_Record extracts_:
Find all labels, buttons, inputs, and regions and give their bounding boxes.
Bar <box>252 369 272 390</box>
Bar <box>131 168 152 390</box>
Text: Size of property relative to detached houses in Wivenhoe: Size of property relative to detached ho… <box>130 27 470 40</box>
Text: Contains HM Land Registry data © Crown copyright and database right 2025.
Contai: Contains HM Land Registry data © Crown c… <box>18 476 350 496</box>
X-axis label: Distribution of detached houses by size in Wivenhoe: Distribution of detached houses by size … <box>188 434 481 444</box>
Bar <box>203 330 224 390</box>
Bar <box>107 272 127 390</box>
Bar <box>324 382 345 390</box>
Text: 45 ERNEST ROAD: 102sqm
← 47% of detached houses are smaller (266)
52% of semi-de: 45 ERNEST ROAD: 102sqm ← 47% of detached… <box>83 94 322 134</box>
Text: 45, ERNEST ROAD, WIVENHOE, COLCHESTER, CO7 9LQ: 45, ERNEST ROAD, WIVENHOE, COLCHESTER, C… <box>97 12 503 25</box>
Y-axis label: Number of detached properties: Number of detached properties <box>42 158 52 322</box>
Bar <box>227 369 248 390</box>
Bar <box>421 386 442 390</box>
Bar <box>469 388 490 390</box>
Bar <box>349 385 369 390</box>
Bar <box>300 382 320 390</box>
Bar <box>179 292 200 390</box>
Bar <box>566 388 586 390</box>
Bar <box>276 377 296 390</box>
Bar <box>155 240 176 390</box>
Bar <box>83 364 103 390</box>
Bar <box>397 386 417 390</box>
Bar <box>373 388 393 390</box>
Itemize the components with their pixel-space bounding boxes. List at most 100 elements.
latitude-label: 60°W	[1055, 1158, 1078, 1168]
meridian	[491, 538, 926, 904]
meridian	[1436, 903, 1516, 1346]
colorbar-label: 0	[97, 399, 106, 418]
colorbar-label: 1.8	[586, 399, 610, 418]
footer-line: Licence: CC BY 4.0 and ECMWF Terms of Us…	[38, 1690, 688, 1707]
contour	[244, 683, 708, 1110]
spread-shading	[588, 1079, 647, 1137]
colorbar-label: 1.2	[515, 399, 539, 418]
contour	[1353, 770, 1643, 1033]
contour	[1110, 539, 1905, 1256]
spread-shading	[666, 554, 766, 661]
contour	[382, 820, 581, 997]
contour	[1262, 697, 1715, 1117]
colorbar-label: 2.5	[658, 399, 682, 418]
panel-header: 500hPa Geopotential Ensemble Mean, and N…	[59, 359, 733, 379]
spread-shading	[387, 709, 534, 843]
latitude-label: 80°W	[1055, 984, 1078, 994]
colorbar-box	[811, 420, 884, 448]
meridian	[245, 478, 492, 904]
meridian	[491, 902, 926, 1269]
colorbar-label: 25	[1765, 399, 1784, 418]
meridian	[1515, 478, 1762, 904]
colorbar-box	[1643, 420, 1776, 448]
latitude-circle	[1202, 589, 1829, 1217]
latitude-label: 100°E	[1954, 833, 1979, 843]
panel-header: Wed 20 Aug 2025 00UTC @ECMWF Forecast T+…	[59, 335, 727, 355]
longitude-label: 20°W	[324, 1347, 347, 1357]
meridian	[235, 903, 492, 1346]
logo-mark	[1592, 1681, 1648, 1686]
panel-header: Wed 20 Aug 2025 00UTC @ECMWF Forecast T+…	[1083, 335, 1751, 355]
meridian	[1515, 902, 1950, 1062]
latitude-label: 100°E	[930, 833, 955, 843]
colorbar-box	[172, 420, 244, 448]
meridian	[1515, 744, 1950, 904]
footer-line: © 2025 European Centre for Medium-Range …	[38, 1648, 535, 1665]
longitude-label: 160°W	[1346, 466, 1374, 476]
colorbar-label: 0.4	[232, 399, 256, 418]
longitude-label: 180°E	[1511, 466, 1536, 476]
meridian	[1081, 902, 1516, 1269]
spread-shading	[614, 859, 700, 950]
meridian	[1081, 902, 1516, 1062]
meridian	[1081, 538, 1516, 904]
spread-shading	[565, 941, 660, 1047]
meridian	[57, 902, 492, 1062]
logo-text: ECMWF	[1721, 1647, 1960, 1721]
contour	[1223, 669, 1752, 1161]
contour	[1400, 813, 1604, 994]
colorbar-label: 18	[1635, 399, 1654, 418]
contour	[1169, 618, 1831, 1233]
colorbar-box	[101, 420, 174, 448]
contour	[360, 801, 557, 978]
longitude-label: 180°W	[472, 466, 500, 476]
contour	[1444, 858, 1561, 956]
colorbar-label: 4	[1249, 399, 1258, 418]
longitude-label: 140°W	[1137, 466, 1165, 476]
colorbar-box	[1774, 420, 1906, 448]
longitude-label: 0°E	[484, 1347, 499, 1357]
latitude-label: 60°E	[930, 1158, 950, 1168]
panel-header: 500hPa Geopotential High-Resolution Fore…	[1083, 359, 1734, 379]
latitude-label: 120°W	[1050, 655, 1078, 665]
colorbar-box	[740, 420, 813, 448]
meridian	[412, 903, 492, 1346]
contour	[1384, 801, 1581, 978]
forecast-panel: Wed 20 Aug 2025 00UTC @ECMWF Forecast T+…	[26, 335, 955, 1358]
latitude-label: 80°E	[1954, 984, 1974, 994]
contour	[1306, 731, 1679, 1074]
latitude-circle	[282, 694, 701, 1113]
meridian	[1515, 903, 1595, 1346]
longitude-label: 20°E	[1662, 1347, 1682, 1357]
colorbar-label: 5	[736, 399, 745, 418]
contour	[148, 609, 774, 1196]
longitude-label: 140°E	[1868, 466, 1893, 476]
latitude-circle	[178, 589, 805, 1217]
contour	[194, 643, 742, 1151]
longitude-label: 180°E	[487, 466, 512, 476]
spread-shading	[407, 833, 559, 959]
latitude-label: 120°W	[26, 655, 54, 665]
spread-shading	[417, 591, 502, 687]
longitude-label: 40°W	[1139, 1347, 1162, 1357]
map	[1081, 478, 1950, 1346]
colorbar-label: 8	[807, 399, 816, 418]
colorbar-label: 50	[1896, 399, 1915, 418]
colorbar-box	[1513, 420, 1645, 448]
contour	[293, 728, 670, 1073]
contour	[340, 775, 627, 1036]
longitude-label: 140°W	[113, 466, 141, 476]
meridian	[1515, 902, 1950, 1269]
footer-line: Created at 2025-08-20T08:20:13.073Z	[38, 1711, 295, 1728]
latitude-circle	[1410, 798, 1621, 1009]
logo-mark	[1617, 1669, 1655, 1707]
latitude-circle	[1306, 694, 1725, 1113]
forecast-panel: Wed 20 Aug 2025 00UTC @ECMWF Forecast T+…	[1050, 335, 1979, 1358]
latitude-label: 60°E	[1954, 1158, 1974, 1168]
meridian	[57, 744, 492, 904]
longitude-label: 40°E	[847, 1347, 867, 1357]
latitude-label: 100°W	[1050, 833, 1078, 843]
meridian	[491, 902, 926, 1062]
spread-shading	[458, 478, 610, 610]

_Brief_:
Rewrite every line of the listing above as a Markdown table with the columns "Row" and "Line", one row per line in order, with the row number in the first column and blank lines omitted.

_Solution to the problem_:
| Row | Line |
|---|---|
| 1 | Find all labels, buttons, inputs, and regions and give their bounding boxes. |
| 2 | Bar <box>252 369 272 390</box> |
| 3 | Bar <box>131 168 152 390</box> |
| 4 | Text: Size of property relative to detached houses in Wivenhoe: Size of property relative to detached ho… <box>130 27 470 40</box> |
| 5 | Text: Contains HM Land Registry data © Crown copyright and database right 2025. |
| 6 | Contai: Contains HM Land Registry data © Crown c… <box>18 476 350 496</box> |
| 7 | X-axis label: Distribution of detached houses by size in Wivenhoe: Distribution of detached houses by size … <box>188 434 481 444</box> |
| 8 | Bar <box>203 330 224 390</box> |
| 9 | Bar <box>107 272 127 390</box> |
| 10 | Bar <box>324 382 345 390</box> |
| 11 | Text: 45 ERNEST ROAD: 102sqm |
| 12 | ← 47% of detached houses are smaller (266) |
| 13 | 52% of semi-de: 45 ERNEST ROAD: 102sqm ← 47% of detached… <box>83 94 322 134</box> |
| 14 | Text: 45, ERNEST ROAD, WIVENHOE, COLCHESTER, CO7 9LQ: 45, ERNEST ROAD, WIVENHOE, COLCHESTER, C… <box>97 12 503 25</box> |
| 15 | Y-axis label: Number of detached properties: Number of detached properties <box>42 158 52 322</box> |
| 16 | Bar <box>227 369 248 390</box> |
| 17 | Bar <box>421 386 442 390</box> |
| 18 | Bar <box>469 388 490 390</box> |
| 19 | Bar <box>349 385 369 390</box> |
| 20 | Bar <box>300 382 320 390</box> |
| 21 | Bar <box>179 292 200 390</box> |
| 22 | Bar <box>566 388 586 390</box> |
| 23 | Bar <box>276 377 296 390</box> |
| 24 | Bar <box>155 240 176 390</box> |
| 25 | Bar <box>83 364 103 390</box> |
| 26 | Bar <box>397 386 417 390</box> |
| 27 | Bar <box>373 388 393 390</box> |
| 28 | Itemize the components with their pixel-space bounding boxes. List at most 100 elements. |
| 29 | latitude-label: 60°W	[1055, 1158, 1078, 1168] |
| 30 | meridian	[491, 538, 926, 904] |
| 31 | meridian	[1436, 903, 1516, 1346] |
| 32 | colorbar-label: 0	[97, 399, 106, 418] |
| 33 | colorbar-label: 1.8	[586, 399, 610, 418] |
| 34 | footer-line: Licence: CC BY 4.0 and ECMWF Terms of Us…	[38, 1690, 688, 1707] |
| 35 | contour	[244, 683, 708, 1110] |
| 36 | spread-shading	[588, 1079, 647, 1137] |
| 37 | colorbar-label: 1.2	[515, 399, 539, 418] |
| 38 | contour	[1353, 770, 1643, 1033] |
| 39 | contour	[1110, 539, 1905, 1256] |
| 40 | spread-shading	[666, 554, 766, 661] |
| 41 | contour	[382, 820, 581, 997] |
| 42 | contour	[1262, 697, 1715, 1117] |
| 43 | colorbar-label: 2.5	[658, 399, 682, 418] |
| 44 | panel-header: 500hPa Geopotential Ensemble Mean, and N…	[59, 359, 733, 379] |
| 45 | spread-shading	[387, 709, 534, 843] |
| 46 | latitude-label: 80°W	[1055, 984, 1078, 994] |
| 47 | colorbar-box	[811, 420, 884, 448] |
| 48 | meridian	[245, 478, 492, 904] |
| 49 | meridian	[491, 902, 926, 1269] |
| 50 | colorbar-label: 25	[1765, 399, 1784, 418] |
| 51 | meridian	[1515, 478, 1762, 904] |
| 52 | colorbar-box	[1643, 420, 1776, 448] |
| 53 | latitude-circle	[1202, 589, 1829, 1217] |
| 54 | latitude-label: 100°E	[1954, 833, 1979, 843] |
| 55 | panel-header: Wed 20 Aug 2025 00UTC @ECMWF Forecast T+…	[59, 335, 727, 355] |
| 56 | longitude-label: 20°W	[324, 1347, 347, 1357] |
| 57 | meridian	[235, 903, 492, 1346] |
| 58 | logo-mark	[1592, 1681, 1648, 1686] |
| 59 | panel-header: Wed 20 Aug 2025 00UTC @ECMWF Forecast T+…	[1083, 335, 1751, 355] |
| 60 | meridian	[1515, 902, 1950, 1062] |
| 61 | latitude-label: 100°E	[930, 833, 955, 843] |
| 62 | colorbar-box	[172, 420, 244, 448] |
| 63 | meridian	[1515, 744, 1950, 904] |
| 64 | footer-line: © 2025 European Centre for Medium-Range …	[38, 1648, 535, 1665] |
| 65 | longitude-label: 160°W	[1346, 466, 1374, 476] |
| 66 | colorbar-label: 0.4	[232, 399, 256, 418] |
| 67 | longitude-label: 180°E	[1511, 466, 1536, 476] |
| 68 | meridian	[1081, 902, 1516, 1269] |
| 69 | spread-shading	[614, 859, 700, 950] |
| 70 | meridian	[1081, 902, 1516, 1062] |
| 71 | meridian	[1081, 538, 1516, 904] |
| 72 | spread-shading	[565, 941, 660, 1047] |
| 73 | meridian	[57, 902, 492, 1062] |
| 74 | logo-text: ECMWF	[1721, 1647, 1960, 1721] |
| 75 | contour	[1223, 669, 1752, 1161] |
| 76 | contour	[1400, 813, 1604, 994] |
| 77 | colorbar-label: 18	[1635, 399, 1654, 418] |
| 78 | contour	[1169, 618, 1831, 1233] |
| 79 | colorbar-box	[101, 420, 174, 448] |
| 80 | contour	[360, 801, 557, 978] |
| 81 | longitude-label: 180°W	[472, 466, 500, 476] |
| 82 | contour	[1444, 858, 1561, 956] |
| 83 | colorbar-label: 4	[1249, 399, 1258, 418] |
| 84 | longitude-label: 140°W	[1137, 466, 1165, 476] |
| 85 | colorbar-box	[1774, 420, 1906, 448] |
| 86 | longitude-label: 0°E	[484, 1347, 499, 1357] |
| 87 | latitude-label: 60°E	[930, 1158, 950, 1168] |
| 88 | panel-header: 500hPa Geopotential High-Resolution Fore…	[1083, 359, 1734, 379] |
| 89 | latitude-label: 120°W	[1050, 655, 1078, 665] |
| 90 | colorbar-box	[740, 420, 813, 448] |
| 91 | meridian	[412, 903, 492, 1346] |
| 92 | contour	[1384, 801, 1581, 978] |
| 93 | forecast-panel: Wed 20 Aug 2025 00UTC @ECMWF Forecast T+…	[26, 335, 955, 1358] |
| 94 | latitude-label: 80°E	[1954, 984, 1974, 994] |
| 95 | contour	[1306, 731, 1679, 1074] |
| 96 | latitude-circle	[282, 694, 701, 1113] |
| 97 | meridian	[1515, 903, 1595, 1346] |
| 98 | longitude-label: 20°E	[1662, 1347, 1682, 1357] |
| 99 | colorbar-label: 5	[736, 399, 745, 418] |
| 100 | contour	[148, 609, 774, 1196] |
| 101 | longitude-label: 140°E	[1868, 466, 1893, 476] |
| 102 | latitude-circle	[178, 589, 805, 1217] |
| 103 | contour	[194, 643, 742, 1151] |
| 104 | longitude-label: 180°E	[487, 466, 512, 476] |
| 105 | spread-shading	[407, 833, 559, 959] |
| 106 | latitude-label: 120°W	[26, 655, 54, 665] |
| 107 | spread-shading	[417, 591, 502, 687] |
| 108 | longitude-label: 40°W	[1139, 1347, 1162, 1357] |
| 109 | map	[1081, 478, 1950, 1346] |
| 110 | colorbar-label: 8	[807, 399, 816, 418] |
| 111 | colorbar-label: 50	[1896, 399, 1915, 418] |
| 112 | colorbar-box	[1513, 420, 1645, 448] |
| 113 | contour	[293, 728, 670, 1073] |
| 114 | contour	[340, 775, 627, 1036] |
| 115 | longitude-label: 140°W	[113, 466, 141, 476] |
| 116 | meridian	[1515, 902, 1950, 1269] |
| 117 | footer-line: Created at 2025-08-20T08:20:13.073Z	[38, 1711, 295, 1728] |
| 118 | latitude-circle	[1410, 798, 1621, 1009] |
| 119 | logo-mark	[1617, 1669, 1655, 1707] |
| 120 | latitude-circle	[1306, 694, 1725, 1113] |
| 121 | forecast-panel: Wed 20 Aug 2025 00UTC @ECMWF Forecast T+…	[1050, 335, 1979, 1358] |
| 122 | latitude-label: 60°E	[1954, 1158, 1974, 1168] |
| 123 | meridian	[57, 744, 492, 904] |
| 124 | longitude-label: 40°E	[847, 1347, 867, 1357] |
| 125 | latitude-label: 100°W	[1050, 833, 1078, 843] |
| 126 | meridian	[491, 902, 926, 1062] |
| 127 | spread-shading	[458, 478, 610, 610] |